— WHAT YOU WILL DO —
Below you will find a set of lines. Repeat them all exactly.
** START **
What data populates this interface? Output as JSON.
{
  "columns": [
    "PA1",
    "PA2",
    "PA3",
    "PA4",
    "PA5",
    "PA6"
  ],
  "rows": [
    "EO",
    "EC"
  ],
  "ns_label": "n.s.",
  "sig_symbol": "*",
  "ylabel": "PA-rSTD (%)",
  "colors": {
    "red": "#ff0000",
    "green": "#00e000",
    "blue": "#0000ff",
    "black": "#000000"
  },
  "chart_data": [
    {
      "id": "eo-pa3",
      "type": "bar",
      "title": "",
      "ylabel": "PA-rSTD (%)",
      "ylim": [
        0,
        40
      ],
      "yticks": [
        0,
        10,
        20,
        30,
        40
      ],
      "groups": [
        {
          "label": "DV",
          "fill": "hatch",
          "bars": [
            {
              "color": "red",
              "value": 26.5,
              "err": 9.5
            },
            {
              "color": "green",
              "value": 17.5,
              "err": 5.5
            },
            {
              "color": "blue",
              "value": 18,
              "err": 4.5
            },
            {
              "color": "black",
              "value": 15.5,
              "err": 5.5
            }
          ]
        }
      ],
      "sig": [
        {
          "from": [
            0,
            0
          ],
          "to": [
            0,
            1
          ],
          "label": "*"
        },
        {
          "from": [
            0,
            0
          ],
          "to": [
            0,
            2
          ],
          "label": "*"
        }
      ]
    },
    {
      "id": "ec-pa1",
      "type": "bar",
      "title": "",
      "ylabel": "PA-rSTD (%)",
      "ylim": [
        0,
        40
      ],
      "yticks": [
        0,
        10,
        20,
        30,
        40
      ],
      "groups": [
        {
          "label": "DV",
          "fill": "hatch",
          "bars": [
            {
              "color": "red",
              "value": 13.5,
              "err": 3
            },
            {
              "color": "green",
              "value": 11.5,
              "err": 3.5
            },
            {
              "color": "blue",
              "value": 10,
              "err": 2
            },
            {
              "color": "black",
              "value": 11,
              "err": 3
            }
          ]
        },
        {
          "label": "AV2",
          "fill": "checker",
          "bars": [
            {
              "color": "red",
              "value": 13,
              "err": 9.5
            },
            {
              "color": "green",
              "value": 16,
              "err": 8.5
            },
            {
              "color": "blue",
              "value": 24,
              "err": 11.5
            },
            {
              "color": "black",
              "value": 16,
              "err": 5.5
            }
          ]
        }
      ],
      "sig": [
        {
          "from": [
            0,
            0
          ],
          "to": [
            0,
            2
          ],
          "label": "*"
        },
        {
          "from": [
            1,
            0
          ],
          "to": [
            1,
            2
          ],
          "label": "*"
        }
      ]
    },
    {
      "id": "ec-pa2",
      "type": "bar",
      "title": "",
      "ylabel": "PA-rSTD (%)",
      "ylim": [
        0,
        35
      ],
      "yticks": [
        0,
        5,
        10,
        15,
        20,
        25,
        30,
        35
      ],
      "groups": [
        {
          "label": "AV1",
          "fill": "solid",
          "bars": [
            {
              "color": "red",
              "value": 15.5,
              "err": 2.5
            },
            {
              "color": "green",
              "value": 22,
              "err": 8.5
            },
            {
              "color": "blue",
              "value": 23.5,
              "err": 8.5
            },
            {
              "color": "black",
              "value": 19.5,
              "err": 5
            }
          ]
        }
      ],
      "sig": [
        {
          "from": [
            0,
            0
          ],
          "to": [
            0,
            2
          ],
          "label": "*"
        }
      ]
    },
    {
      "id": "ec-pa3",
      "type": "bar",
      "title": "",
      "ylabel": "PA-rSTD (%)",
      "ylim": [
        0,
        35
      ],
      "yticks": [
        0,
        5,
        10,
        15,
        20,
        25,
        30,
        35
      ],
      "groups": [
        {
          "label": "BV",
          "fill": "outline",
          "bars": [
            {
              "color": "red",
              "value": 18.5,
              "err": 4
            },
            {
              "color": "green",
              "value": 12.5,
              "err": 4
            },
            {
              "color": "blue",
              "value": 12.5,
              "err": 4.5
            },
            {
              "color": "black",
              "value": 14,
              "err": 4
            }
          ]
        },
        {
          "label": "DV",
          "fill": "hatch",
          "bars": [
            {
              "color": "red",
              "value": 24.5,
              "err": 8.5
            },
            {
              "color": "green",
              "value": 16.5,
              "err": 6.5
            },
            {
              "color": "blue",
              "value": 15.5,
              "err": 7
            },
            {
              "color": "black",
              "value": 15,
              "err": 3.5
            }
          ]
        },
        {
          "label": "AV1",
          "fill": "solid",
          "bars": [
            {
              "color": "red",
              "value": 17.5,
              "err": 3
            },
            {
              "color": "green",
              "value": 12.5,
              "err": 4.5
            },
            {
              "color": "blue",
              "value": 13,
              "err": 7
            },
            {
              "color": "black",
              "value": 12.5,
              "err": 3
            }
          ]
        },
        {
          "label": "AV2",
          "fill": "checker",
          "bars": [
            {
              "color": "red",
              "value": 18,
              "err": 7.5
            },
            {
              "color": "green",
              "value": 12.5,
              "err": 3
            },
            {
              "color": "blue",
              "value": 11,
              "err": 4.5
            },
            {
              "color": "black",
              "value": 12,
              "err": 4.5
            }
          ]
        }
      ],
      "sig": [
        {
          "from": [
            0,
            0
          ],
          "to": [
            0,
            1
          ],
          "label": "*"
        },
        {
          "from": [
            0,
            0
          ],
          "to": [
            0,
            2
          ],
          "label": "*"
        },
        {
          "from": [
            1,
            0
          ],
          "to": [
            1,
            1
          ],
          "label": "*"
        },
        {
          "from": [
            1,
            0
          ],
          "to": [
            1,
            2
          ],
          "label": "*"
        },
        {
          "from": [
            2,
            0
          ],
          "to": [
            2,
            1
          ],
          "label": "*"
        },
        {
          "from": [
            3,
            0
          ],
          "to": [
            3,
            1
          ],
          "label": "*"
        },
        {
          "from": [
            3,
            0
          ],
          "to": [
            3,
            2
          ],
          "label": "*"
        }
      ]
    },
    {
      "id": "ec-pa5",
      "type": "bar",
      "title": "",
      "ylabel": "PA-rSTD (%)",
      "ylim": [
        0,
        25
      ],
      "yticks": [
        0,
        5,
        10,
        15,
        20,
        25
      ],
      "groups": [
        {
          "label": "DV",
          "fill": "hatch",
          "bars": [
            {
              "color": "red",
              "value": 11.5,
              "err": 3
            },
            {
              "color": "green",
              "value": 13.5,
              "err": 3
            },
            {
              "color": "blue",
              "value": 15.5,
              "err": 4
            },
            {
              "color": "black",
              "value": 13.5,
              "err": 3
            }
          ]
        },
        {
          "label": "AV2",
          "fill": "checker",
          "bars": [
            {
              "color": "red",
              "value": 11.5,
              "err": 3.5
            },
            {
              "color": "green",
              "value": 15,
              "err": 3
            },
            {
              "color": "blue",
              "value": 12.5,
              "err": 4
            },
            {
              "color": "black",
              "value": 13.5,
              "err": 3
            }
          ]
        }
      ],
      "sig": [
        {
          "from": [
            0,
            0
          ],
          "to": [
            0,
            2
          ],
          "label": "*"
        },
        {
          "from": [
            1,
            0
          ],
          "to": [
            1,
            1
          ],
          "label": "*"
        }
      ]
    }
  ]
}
** END **
— RESULT OF THE TASK —
What data populates this interface? Output as JSON.
{
  "columns": [
    "PA1",
    "PA2",
    "PA3",
    "PA4",
    "PA5",
    "PA6"
  ],
  "rows": [
    "EO",
    "EC"
  ],
  "ns_label": "n.s.",
  "sig_symbol": "*",
  "ylabel": "PA-rSTD (%)",
  "colors": {
    "red": "#ff0000",
    "green": "#00e000",
    "blue": "#0000ff",
    "black": "#000000"
  },
  "chart_data": [
    {
      "id": "eo-pa3",
      "type": "bar",
      "title": "",
      "ylabel": "PA-rSTD (%)",
      "ylim": [
        0,
        40
      ],
      "yticks": [
        0,
        10,
        20,
        30,
        40
      ],
      "groups": [
        {
          "label": "DV",
          "fill": "hatch",
          "bars": [
            {
              "color": "red",
              "value": 26.5,
              "err": 9.5
            },
            {
              "color": "green",
              "value": 17.5,
              "err": 5.5
            },
            {
              "color": "blue",
              "value": 18,
              "err": 4.5
            },
            {
              "color": "black",
              "value": 15.5,
              "err": 5.5
            }
          ]
        }
      ],
      "sig": [
        {
          "from": [
            0,
            0
          ],
          "to": [
            0,
            1
          ],
          "label": "*"
        },
        {
          "from": [
            0,
            0
          ],
          "to": [
            0,
            2
          ],
          "label": "*"
        }
      ]
    },
    {
      "id": "ec-pa1",
      "type": "bar",
      "title": "",
      "ylabel": "PA-rSTD (%)",
      "ylim": [
        0,
        40
      ],
      "yticks": [
        0,
        10,
        20,
        30,
        40
      ],
      "groups": [
        {
          "label": "DV",
          "fill": "hatch",
          "bars": [
            {
              "color": "red",
              "value": 13.5,
              "err": 3
            },
            {
              "color": "green",
              "value": 11.5,
              "err": 3.5
            },
            {
              "color": "blue",
              "value": 10,
              "err": 2
            },
            {
              "color": "black",
              "value": 11,
              "err": 3
            }
          ]
        },
        {
          "label": "AV2",
          "fill": "checker",
          "bars": [
            {
              "color": "red",
              "value": 13,
              "err": 9.5
            },
            {
              "color": "green",
              "value": 16,
              "err": 8.5
            },
            {
              "color": "blue",
              "value": 24,
              "err": 11.5
            },
            {
              "color": "black",
              "value": 16,
              "err": 5.5
            }
          ]
        }
      ],
      "sig": [
        {
          "from": [
            0,
            0
          ],
          "to": [
            0,
            2
          ],
          "label": "*"
        },
        {
          "from": [
            1,
            0
          ],
          "to": [
            1,
            2
          ],
          "label": "*"
        }
      ]
    },
    {
      "id": "ec-pa2",
      "type": "bar",
      "title": "",
      "ylabel": "PA-rSTD (%)",
      "ylim": [
        0,
        35
      ],
      "yticks": [
        0,
        5,
        10,
        15,
        20,
        25,
        30,
        35
      ],
      "groups": [
        {
          "label": "AV1",
          "fill": "solid",
          "bars": [
            {
              "color": "red",
              "value": 15.5,
              "err": 2.5
            },
            {
              "color": "green",
              "value": 22,
              "err": 8.5
            },
            {
              "color": "blue",
              "value": 23.5,
              "err": 8.5
            },
            {
              "color": "black",
              "value": 19.5,
              "err": 5
            }
          ]
        }
      ],
      "sig": [
        {
          "from": [
            0,
            0
          ],
          "to": [
            0,
            2
          ],
          "label": "*"
        }
      ]
    },
    {
      "id": "ec-pa3",
      "type": "bar",
      "title": "",
      "ylabel": "PA-rSTD (%)",
      "ylim": [
        0,
        35
      ],
      "yticks": [
        0,
        5,
        10,
        15,
        20,
        25,
        30,
        35
      ],
      "groups": [
        {
          "label": "BV",
          "fill": "outline",
          "bars": [
            {
              "color": "red",
              "value": 18.5,
              "err": 4
            },
            {
              "color": "green",
              "value": 12.5,
              "err": 4
            },
            {
              "color": "blue",
              "value": 12.5,
              "err": 4.5
            },
            {
              "color": "black",
              "value": 14,
              "err": 4
            }
          ]
        },
        {
          "label": "DV",
          "fill": "hatch",
          "bars": [
            {
              "color": "red",
              "value": 24.5,
              "err": 8.5
            },
            {
              "color": "green",
              "value": 16.5,
              "err": 6.5
            },
            {
              "color": "blue",
              "value": 15.5,
              "err": 7
            },
            {
              "color": "black",
              "value": 15,
              "err": 3.5
            }
          ]
        },
        {
          "label": "AV1",
          "fill": "solid",
          "bars": [
            {
              "color": "red",
              "value": 17.5,
              "err": 3
            },
            {
              "color": "green",
              "value": 12.5,
              "err": 4.5
            },
            {
              "color": "blue",
              "value": 13,
              "err": 7
            },
            {
              "color": "black",
              "value": 12.5,
              "err": 3
            }
          ]
        },
        {
          "label": "AV2",
          "fill": "checker",
          "bars": [
            {
              "color": "red",
              "value": 18,
              "err": 7.5
            },
            {
              "color": "green",
              "value": 12.5,
              "err": 3
            },
            {
              "color": "blue",
              "value": 11,
              "err": 4.5
            },
            {
              "color": "black",
              "value": 12,
              "err": 4.5
            }
          ]
        }
      ],
      "sig": [
        {
          "from": [
            0,
            0
          ],
          "to": [
            0,
            1
          ],
          "label": "*"
        },
        {
          "from": [
            0,
            0
          ],
          "to": [
            0,
            2
          ],
          "label": "*"
        },
        {
          "from": [
            1,
            0
          ],
          "to": [
            1,
            1
          ],
          "label": "*"
        },
        {
          "from": [
            1,
            0
          ],
          "to": [
            1,
            2
          ],
          "label": "*"
        },
        {
          "from": [
            2,
            0
          ],
          "to": [
            2,
            1
          ],
          "label": "*"
        },
        {
          "from": [
            3,
            0
          ],
          "to": [
            3,
            1
          ],
          "label": "*"
        },
        {
          "from": [
            3,
            0
          ],
          "to": [
            3,
            2
          ],
          "label": "*"
        }
      ]
    },
    {
      "id": "ec-pa5",
      "type": "bar",
      "title": "",
      "ylabel": "PA-rSTD (%)",
      "ylim": [
        0,
        25
      ],
      "yticks": [
        0,
        5,
        10,
        15,
        20,
        25
      ],
      "groups": [
        {
          "label": "DV",
          "fill": "hatch",
          "bars": [
            {
              "color": "red",
              "value": 11.5,
              "err": 3
            },
            {
              "color": "green",
              "value": 13.5,
              "err": 3
            },
            {
              "color": "blue",
              "value": 15.5,
              "err": 4
            },
            {
              "color": "black",
              "value": 13.5,
              "err": 3
            }
          ]
        },
        {
          "label": "AV2",
          "fill": "checker",
          "bars": [
            {
              "color": "red",
              "value": 11.5,
              "err": 3.5
            },
            {
              "color": "green",
              "value": 15,
              "err": 3
            },
            {
              "color": "blue",
              "value": 12.5,
              "err": 4
            },
            {
              "color": "black",
              "value": 13.5,
              "err": 3
            }
          ]
        }
      ],
      "sig": [
        {
          "from": [
            0,
            0
          ],
          "to": [
            0,
            2
          ],
          "label": "*"
        },
        {
          "from": [
            1,
            0
          ],
          "to": [
            1,
            1
          ],
          "label": "*"
        }
      ]
    }
  ]
}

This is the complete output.